** START Record set **

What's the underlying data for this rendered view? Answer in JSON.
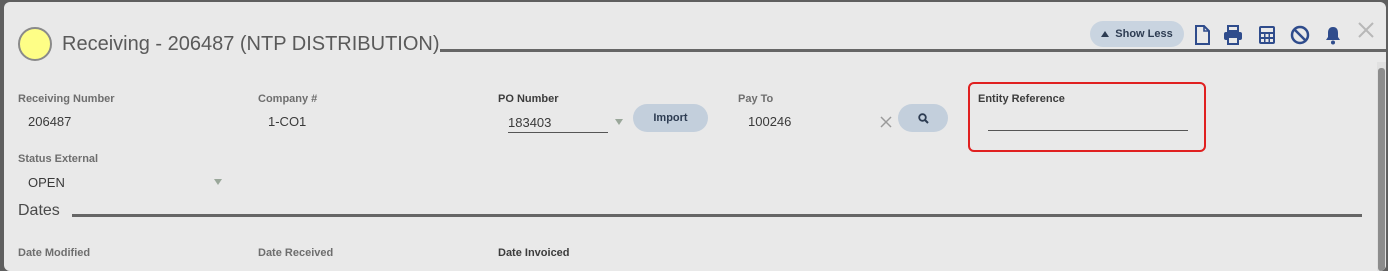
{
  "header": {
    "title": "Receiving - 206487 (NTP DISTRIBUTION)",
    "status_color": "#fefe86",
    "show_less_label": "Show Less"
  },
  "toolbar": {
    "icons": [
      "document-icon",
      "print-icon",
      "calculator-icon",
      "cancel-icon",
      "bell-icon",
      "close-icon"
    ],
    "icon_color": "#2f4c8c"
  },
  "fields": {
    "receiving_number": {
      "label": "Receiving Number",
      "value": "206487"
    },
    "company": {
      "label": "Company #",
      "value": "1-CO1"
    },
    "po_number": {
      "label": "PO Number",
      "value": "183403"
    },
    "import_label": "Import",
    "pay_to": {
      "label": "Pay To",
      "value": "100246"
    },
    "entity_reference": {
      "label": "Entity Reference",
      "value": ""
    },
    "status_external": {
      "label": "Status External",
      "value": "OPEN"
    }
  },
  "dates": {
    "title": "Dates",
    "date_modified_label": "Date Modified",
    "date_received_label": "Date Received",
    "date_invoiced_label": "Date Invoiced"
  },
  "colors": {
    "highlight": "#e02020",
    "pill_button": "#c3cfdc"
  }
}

** END Record set **
** START Record set **

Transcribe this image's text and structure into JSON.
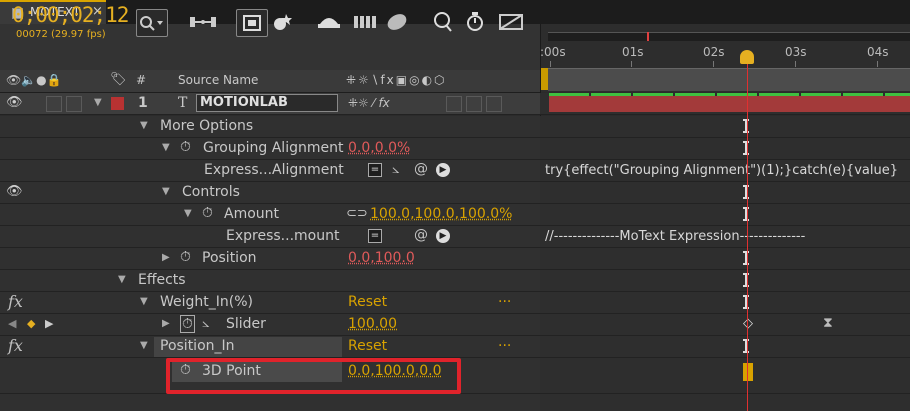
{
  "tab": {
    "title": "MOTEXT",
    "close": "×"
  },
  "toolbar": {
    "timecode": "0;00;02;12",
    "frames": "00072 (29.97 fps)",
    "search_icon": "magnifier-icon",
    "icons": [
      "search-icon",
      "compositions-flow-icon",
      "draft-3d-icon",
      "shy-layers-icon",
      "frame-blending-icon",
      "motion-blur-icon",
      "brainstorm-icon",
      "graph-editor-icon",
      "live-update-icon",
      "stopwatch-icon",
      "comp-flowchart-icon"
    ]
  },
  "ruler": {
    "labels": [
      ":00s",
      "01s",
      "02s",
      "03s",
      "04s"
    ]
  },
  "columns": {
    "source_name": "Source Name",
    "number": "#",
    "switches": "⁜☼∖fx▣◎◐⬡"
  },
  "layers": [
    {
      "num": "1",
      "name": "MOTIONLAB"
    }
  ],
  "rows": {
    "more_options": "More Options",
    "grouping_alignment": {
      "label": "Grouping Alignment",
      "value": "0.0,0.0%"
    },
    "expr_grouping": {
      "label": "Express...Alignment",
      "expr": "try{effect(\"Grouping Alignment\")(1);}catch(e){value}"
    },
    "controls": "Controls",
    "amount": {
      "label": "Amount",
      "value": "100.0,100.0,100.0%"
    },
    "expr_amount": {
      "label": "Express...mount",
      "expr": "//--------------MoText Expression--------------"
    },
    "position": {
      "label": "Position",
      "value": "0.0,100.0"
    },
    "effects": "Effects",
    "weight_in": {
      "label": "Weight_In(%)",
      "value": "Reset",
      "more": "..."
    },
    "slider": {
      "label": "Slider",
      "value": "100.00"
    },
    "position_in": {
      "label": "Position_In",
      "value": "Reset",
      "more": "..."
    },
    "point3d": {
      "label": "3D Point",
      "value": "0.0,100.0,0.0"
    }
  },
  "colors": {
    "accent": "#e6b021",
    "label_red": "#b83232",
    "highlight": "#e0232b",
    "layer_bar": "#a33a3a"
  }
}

** END Record set **
** START Record set **

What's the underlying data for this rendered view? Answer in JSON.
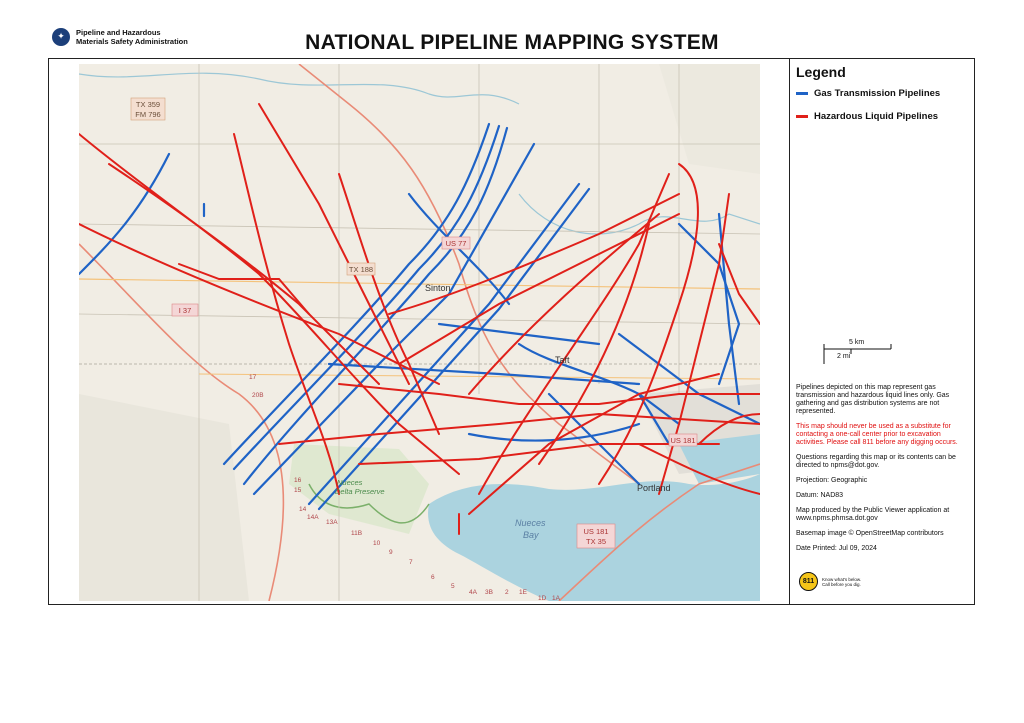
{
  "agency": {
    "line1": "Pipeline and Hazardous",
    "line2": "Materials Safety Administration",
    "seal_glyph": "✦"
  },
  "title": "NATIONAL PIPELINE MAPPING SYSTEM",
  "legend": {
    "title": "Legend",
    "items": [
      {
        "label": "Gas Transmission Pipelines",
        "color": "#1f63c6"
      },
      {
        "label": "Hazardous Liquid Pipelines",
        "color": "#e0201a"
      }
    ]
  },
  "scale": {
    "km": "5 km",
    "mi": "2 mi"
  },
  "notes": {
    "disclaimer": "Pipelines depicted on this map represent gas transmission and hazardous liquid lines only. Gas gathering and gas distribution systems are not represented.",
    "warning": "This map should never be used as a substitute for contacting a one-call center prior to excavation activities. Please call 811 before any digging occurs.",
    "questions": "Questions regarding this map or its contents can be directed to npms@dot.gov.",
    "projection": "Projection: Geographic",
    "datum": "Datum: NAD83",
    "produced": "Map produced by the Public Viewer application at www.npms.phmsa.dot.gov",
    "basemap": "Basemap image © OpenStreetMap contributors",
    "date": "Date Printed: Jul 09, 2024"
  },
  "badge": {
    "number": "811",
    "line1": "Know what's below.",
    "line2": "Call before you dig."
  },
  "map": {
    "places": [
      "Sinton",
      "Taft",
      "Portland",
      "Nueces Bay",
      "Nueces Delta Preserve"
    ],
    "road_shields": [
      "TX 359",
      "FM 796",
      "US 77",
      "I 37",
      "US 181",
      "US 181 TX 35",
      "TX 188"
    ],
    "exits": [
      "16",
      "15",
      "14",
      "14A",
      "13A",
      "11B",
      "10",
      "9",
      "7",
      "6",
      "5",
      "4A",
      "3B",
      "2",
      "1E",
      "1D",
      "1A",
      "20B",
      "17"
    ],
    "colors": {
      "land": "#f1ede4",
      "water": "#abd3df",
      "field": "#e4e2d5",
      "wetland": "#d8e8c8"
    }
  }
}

** END Record set **

__Stated exercise__
Pull out and copy each line containing the string "Pipelines".

__Complete answer__
        "label": "Gas Transmission Pipelines",
        "label": "Hazardous Liquid Pipelines",
    "disclaimer": "Pipelines depicted on this map represent gas transmission and hazardous liquid lines only. Gas gathering and gas distribution systems are not represented.",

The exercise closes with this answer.